Task details ▸
The records that follow are to be repeated exactly, in full.

Supplied material ▸
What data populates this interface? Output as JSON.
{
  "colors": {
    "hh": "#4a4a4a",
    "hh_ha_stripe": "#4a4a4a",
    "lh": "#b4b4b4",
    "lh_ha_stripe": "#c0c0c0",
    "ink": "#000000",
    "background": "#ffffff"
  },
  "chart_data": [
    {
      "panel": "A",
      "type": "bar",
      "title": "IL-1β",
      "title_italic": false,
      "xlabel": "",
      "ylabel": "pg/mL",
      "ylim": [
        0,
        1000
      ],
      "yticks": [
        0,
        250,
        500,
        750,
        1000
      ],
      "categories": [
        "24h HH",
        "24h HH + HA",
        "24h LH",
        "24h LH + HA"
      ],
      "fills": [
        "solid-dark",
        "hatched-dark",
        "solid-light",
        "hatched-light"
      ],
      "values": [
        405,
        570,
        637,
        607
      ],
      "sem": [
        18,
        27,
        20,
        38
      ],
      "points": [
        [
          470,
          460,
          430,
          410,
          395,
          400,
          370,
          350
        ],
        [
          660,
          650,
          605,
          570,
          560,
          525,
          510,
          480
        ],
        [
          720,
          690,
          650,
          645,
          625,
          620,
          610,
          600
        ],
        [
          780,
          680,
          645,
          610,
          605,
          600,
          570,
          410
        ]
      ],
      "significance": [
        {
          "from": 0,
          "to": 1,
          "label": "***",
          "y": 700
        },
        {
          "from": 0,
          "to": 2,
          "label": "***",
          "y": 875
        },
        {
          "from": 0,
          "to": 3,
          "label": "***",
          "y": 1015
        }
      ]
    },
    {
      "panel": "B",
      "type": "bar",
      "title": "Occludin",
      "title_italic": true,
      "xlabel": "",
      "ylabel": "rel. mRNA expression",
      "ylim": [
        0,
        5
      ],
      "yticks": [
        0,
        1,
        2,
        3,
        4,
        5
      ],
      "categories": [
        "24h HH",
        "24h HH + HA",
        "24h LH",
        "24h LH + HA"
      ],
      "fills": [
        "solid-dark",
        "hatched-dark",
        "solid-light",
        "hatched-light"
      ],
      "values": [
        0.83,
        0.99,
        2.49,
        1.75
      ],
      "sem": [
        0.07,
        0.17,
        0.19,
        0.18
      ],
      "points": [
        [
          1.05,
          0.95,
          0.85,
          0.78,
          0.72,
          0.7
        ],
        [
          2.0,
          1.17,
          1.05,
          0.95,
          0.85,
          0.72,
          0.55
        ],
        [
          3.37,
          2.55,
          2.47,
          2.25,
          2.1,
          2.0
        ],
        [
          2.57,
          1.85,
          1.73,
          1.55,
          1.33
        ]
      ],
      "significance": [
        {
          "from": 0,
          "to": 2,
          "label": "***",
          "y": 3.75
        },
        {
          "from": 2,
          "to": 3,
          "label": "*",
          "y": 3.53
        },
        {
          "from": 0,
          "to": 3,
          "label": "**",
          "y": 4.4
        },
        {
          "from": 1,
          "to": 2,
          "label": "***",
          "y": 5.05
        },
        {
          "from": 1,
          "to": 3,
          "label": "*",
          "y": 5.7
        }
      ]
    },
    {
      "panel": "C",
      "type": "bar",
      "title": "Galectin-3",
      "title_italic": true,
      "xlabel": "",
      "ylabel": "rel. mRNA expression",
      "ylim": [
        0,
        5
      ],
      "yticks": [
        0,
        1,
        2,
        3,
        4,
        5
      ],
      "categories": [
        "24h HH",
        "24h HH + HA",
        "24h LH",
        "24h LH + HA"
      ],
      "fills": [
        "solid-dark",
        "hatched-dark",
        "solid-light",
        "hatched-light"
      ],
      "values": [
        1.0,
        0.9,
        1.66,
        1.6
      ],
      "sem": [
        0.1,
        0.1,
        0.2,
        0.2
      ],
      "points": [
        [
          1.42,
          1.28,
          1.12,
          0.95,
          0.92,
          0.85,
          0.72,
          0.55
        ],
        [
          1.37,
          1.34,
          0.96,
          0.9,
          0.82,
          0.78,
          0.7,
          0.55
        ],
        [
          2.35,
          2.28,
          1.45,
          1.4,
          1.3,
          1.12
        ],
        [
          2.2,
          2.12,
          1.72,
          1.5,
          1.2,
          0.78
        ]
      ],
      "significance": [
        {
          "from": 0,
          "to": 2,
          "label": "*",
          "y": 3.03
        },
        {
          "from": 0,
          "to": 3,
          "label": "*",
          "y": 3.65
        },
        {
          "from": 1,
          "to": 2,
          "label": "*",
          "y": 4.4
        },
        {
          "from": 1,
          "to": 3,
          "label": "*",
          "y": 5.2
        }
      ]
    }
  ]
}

Task solution ▸
What data populates this interface? Output as JSON.
{
  "colors": {
    "hh": "#4a4a4a",
    "hh_ha_stripe": "#4a4a4a",
    "lh": "#b4b4b4",
    "lh_ha_stripe": "#c0c0c0",
    "ink": "#000000",
    "background": "#ffffff"
  },
  "chart_data": [
    {
      "panel": "A",
      "type": "bar",
      "title": "IL-1β",
      "title_italic": false,
      "xlabel": "",
      "ylabel": "pg/mL",
      "ylim": [
        0,
        1000
      ],
      "yticks": [
        0,
        250,
        500,
        750,
        1000
      ],
      "categories": [
        "24h HH",
        "24h HH + HA",
        "24h LH",
        "24h LH + HA"
      ],
      "fills": [
        "solid-dark",
        "hatched-dark",
        "solid-light",
        "hatched-light"
      ],
      "values": [
        405,
        570,
        637,
        607
      ],
      "sem": [
        18,
        27,
        20,
        38
      ],
      "points": [
        [
          470,
          460,
          430,
          410,
          395,
          400,
          370,
          350
        ],
        [
          660,
          650,
          605,
          570,
          560,
          525,
          510,
          480
        ],
        [
          720,
          690,
          650,
          645,
          625,
          620,
          610,
          600
        ],
        [
          780,
          680,
          645,
          610,
          605,
          600,
          570,
          410
        ]
      ],
      "significance": [
        {
          "from": 0,
          "to": 1,
          "label": "***",
          "y": 700
        },
        {
          "from": 0,
          "to": 2,
          "label": "***",
          "y": 875
        },
        {
          "from": 0,
          "to": 3,
          "label": "***",
          "y": 1015
        }
      ]
    },
    {
      "panel": "B",
      "type": "bar",
      "title": "Occludin",
      "title_italic": true,
      "xlabel": "",
      "ylabel": "rel. mRNA expression",
      "ylim": [
        0,
        5
      ],
      "yticks": [
        0,
        1,
        2,
        3,
        4,
        5
      ],
      "categories": [
        "24h HH",
        "24h HH + HA",
        "24h LH",
        "24h LH + HA"
      ],
      "fills": [
        "solid-dark",
        "hatched-dark",
        "solid-light",
        "hatched-light"
      ],
      "values": [
        0.83,
        0.99,
        2.49,
        1.75
      ],
      "sem": [
        0.07,
        0.17,
        0.19,
        0.18
      ],
      "points": [
        [
          1.05,
          0.95,
          0.85,
          0.78,
          0.72,
          0.7
        ],
        [
          2.0,
          1.17,
          1.05,
          0.95,
          0.85,
          0.72,
          0.55
        ],
        [
          3.37,
          2.55,
          2.47,
          2.25,
          2.1,
          2.0
        ],
        [
          2.57,
          1.85,
          1.73,
          1.55,
          1.33
        ]
      ],
      "significance": [
        {
          "from": 0,
          "to": 2,
          "label": "***",
          "y": 3.75
        },
        {
          "from": 2,
          "to": 3,
          "label": "*",
          "y": 3.53
        },
        {
          "from": 0,
          "to": 3,
          "label": "**",
          "y": 4.4
        },
        {
          "from": 1,
          "to": 2,
          "label": "***",
          "y": 5.05
        },
        {
          "from": 1,
          "to": 3,
          "label": "*",
          "y": 5.7
        }
      ]
    },
    {
      "panel": "C",
      "type": "bar",
      "title": "Galectin-3",
      "title_italic": true,
      "xlabel": "",
      "ylabel": "rel. mRNA expression",
      "ylim": [
        0,
        5
      ],
      "yticks": [
        0,
        1,
        2,
        3,
        4,
        5
      ],
      "categories": [
        "24h HH",
        "24h HH + HA",
        "24h LH",
        "24h LH + HA"
      ],
      "fills": [
        "solid-dark",
        "hatched-dark",
        "solid-light",
        "hatched-light"
      ],
      "values": [
        1.0,
        0.9,
        1.66,
        1.6
      ],
      "sem": [
        0.1,
        0.1,
        0.2,
        0.2
      ],
      "points": [
        [
          1.42,
          1.28,
          1.12,
          0.95,
          0.92,
          0.85,
          0.72,
          0.55
        ],
        [
          1.37,
          1.34,
          0.96,
          0.9,
          0.82,
          0.78,
          0.7,
          0.55
        ],
        [
          2.35,
          2.28,
          1.45,
          1.4,
          1.3,
          1.12
        ],
        [
          2.2,
          2.12,
          1.72,
          1.5,
          1.2,
          0.78
        ]
      ],
      "significance": [
        {
          "from": 0,
          "to": 2,
          "label": "*",
          "y": 3.03
        },
        {
          "from": 0,
          "to": 3,
          "label": "*",
          "y": 3.65
        },
        {
          "from": 1,
          "to": 2,
          "label": "*",
          "y": 4.4
        },
        {
          "from": 1,
          "to": 3,
          "label": "*",
          "y": 5.2
        }
      ]
    }
  ]
}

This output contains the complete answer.